Texto del ejercicio:
● ● ●
Una noche para morir
Digerido por malabesta "Una noche para morir" es un nada sorprendente thriller con su grupo de adolescentes y su asesino en serie, pero que al menos nos ahorra el tener que ver a los protagonistas por dentro.
Donna (Brittany Snow) vuelve un día a casa tras un largo día de trapicheo y se encuentra no la sopa fría, sino a Richard Fenton (Johnathon Schaech), uno de sus profesores en el instituto, que resulta además ser un maníaco asesino obsesionado con ella, por lo que ha matado a su familia. Pasado el tiempo, Donna se prepara para asistir a su baile de fin de curso cuando, sorpresa, Richard se escapa del manicomio, según parece con malas intenciones.
Se trata de nuevo de un remake, pero Nelson McCormik ha sido benévolo con la película original y con la audiencia, y su versión no se reduce a una actualización de las tropelías anatómicas del psicópata de turno, que además no se trata del típico genio sobrehumano de la estrategia, cuya venganza es un minucioso plan dentro de una maquinación dentro de un complot rodeado de intriga y envuelto en el engaño para mantener las apariencias del que el protagonista se suele escapar, sin embargo, arreándole en la cabeza con una maceta que se había dejado en la sala. Richard Fenton se comporta de manera "racional" e improvisada, y realmente da la impresión de ser lo que es, un perturbado que se acaba de escapar de un manicomio para consumar su obsesión.
Parece el director mucho más preocupado en mantener la tensión del asesino rondando a los indefensos protagonistas, aunque pocas son las escenas de verdadera emoción, y en general recurre a recursos casi barriobajeros, sueños tremendamente reales de los protagonistas incluidos. Además la película evoluciona hacia un clímax no demasiado satisfactorio por el aspecto apresurado que tiene.
Resulta bastante curiosa la elección de actores; principalmente Scott Porter, que interpreta al novio de la protagonista; señores míos, tiene sus treinta años, y esa no es edad de estar en el instituto, ni siquiera para Jorge Sanz. Brittany Snow no hace un papelón, pero resulta igualmente convincente como superviviente traumatizada que como víctima asustada.
En fin, una película del montón, recomendada para gente que siga en el instituto.
● ● ●
Tarea pendiente: Transcribe, por favor, el pasaje de la reseña de «Una noche para morir» que va desde "Resulta bastante curiosa" hasta "como víctima asustada.". Apóyate únicamente en la reseña.

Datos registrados
● ● ●
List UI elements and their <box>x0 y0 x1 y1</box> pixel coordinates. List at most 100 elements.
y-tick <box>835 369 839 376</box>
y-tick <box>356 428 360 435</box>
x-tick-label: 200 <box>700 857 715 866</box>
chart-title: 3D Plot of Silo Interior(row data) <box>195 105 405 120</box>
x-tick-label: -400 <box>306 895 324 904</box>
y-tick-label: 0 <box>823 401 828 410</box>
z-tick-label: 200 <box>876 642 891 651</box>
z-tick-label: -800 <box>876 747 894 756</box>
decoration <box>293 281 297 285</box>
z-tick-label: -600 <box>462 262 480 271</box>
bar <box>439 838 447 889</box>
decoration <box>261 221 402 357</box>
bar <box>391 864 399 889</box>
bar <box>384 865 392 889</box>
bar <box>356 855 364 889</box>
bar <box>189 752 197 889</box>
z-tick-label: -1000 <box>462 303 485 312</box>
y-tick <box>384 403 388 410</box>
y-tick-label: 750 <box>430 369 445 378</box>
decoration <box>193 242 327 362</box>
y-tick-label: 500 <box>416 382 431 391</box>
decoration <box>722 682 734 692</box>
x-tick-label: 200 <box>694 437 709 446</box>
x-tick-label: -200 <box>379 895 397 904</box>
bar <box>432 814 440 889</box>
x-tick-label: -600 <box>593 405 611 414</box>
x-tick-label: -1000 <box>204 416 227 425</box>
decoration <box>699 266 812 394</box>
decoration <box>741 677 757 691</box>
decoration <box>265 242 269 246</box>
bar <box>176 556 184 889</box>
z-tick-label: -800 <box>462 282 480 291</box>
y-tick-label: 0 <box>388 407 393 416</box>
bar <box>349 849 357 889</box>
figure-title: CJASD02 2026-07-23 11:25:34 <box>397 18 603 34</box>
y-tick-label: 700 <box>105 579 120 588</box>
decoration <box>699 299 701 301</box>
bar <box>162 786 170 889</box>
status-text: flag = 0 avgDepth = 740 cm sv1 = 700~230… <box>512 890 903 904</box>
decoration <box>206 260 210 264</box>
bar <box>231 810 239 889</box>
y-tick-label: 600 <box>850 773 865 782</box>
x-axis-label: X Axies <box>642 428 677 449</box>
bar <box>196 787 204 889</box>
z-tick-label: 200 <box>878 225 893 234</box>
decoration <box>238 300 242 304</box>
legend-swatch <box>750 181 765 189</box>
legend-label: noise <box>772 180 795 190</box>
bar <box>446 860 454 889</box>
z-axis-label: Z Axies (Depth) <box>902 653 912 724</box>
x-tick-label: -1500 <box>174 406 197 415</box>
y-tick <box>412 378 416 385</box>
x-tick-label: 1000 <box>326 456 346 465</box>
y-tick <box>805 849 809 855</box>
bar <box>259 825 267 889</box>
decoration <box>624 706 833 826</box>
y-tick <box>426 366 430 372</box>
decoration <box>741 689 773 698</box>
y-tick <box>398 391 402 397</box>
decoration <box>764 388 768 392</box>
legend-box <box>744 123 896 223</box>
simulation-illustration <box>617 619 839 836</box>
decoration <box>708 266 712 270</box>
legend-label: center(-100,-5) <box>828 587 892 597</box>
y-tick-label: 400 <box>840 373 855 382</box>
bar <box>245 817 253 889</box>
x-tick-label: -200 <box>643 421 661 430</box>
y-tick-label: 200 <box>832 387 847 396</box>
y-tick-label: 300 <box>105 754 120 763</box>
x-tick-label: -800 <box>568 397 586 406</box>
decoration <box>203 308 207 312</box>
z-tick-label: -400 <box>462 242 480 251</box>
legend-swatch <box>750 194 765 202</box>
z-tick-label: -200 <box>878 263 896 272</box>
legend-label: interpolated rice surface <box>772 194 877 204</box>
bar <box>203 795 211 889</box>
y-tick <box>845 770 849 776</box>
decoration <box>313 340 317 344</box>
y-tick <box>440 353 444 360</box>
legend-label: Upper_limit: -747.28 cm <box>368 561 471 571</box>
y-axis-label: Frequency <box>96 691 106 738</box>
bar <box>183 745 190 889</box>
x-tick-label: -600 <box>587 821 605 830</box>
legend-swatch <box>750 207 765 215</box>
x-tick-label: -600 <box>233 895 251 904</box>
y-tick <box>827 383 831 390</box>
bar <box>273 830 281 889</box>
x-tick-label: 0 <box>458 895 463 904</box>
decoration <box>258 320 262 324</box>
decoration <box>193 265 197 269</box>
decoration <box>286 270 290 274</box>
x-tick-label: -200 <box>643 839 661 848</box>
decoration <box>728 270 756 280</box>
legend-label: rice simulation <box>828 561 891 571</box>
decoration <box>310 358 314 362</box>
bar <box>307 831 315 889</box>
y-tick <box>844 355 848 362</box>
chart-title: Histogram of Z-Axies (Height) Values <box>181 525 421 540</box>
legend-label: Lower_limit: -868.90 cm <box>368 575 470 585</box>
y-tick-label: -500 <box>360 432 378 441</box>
● ● ●
Tarea resuelta:
Resulta bastante curiosa la elección de actores; principalmente Scott Porter, que interpreta al novio de la protagonista; señores míos, tiene sus treinta años, y esa no es edad de estar en el instituto, ni siquiera para Jorge Sanz. Brittany Snow no hace un papelón, pero resulta igualmente convincente como superviviente traumatizada que como víctima asustada.